- [What is asked]:
1) Answer these questions about the passage on McWilliams' article:
(a) At which university did McWilliams complete her Ph.D., and in what year?
(b) What is the title of McWilliams' article?
(c) How many kinds of civic oratory does Aristotle discuss, and what are they called?
2) Repeat the passage on McWilliams' article from "Instead, McWilliams refers" up to and including "in her article.", word for word.

McWilliams completed her Ph.D. in political science at Princeton University in 2006.

McWilliams' article is titled "In the Beginning Was the Word: The Worrisome Language of the Election." However, even though the title contains the opening words of the prologue of the Gospel According to John, the text of her article contains no mention of that gospel.

Instead, McWilliams refers to Aristotle's claim that people are political animals, a "claim that rested on the fact that people are beings who talk. Because we can use words to reflect and reason with each other, Aristotle said, we are able to discuss the terms by which we want to live. Therein lies politics," McWilliams says.

ARISTOTLE'S VIEWS ON CIVIC RHETORIC

But McWilliams does not happen to advert explicitly to Aristotle treatise on civic oratory. So I want to highlight certain key points from that treatise, and then review certain points McWilliams makes in her article.

Aristotle discusses three kinds of civic oratory: (1) deliberative rhetoric (involving pro-and-con debate about possible courses of action to undertake), (2) forensic rhetoric (in law courts involving pro-and-con debate about the guilt or innocence of someone as charged), and epideictic rhetoric (involving values, and at time pro-and-con debate about possible values to hold).

- [Source data]:
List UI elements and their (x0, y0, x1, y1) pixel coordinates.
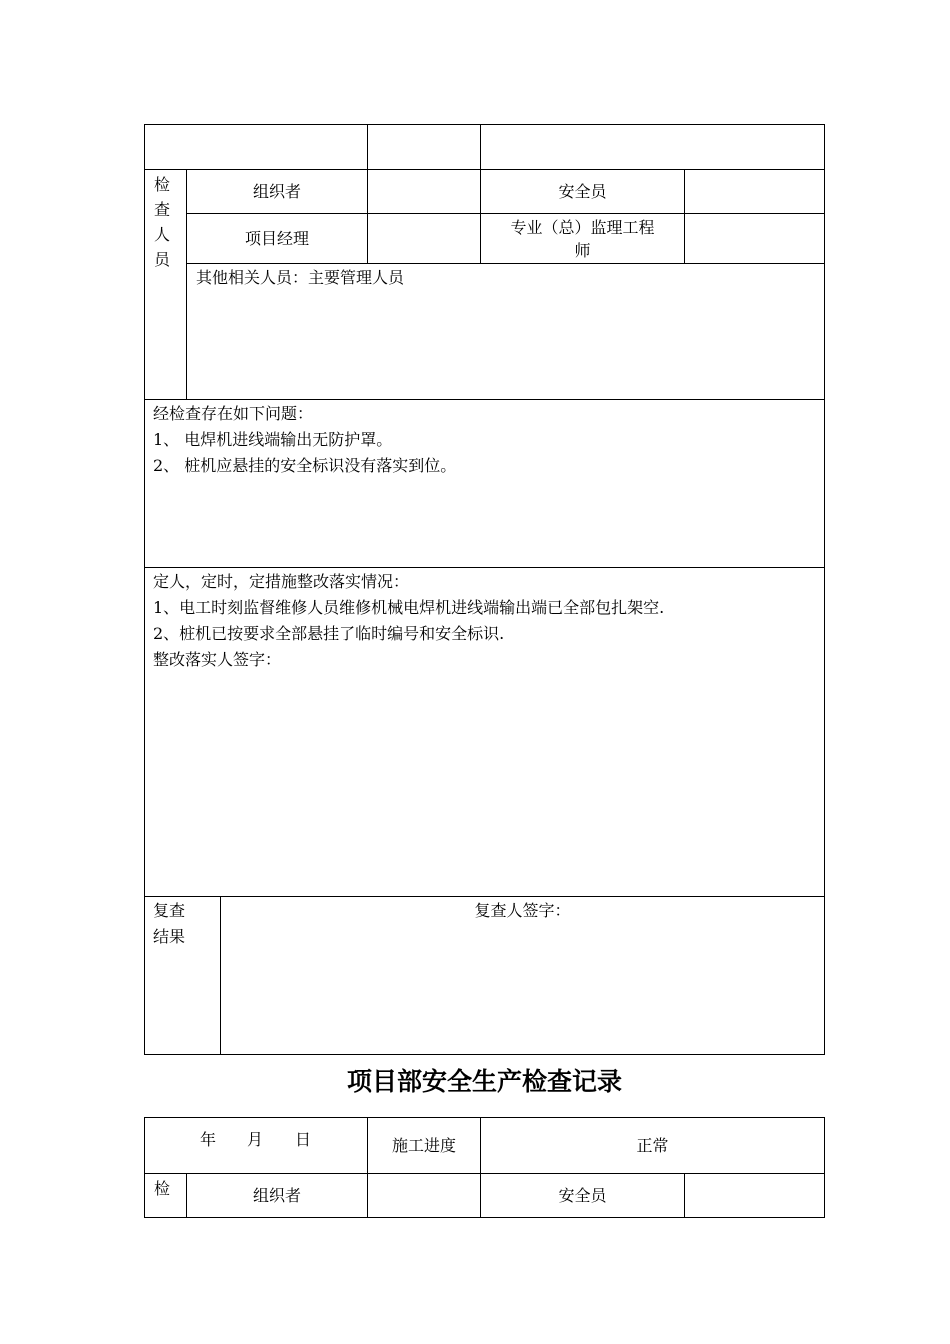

- [Solved tasks]:
1)
(a) Princeton University, in 2006.
(b) "In the Beginning Was the Word: The Worrisome Language of the Election."
(c) Three: deliberative rhetoric, forensic rhetoric and epideictic rhetoric.

2)
Instead, McWilliams refers to Aristotle's claim that people are political animals, a "claim that rested on the fact that people are beings who talk. Because we can use words to reflect and reason with each other, Aristotle said, we are able to discuss the terms by which we want to live. Therein lies politics," McWilliams says.

ARISTOTLE'S VIEWS ON CIVIC RHETORIC

But McWilliams does not happen to advert explicitly to Aristotle treatise on civic oratory. So I want to highlight certain key points from that treatise, and then review certain points McWilliams makes in her article.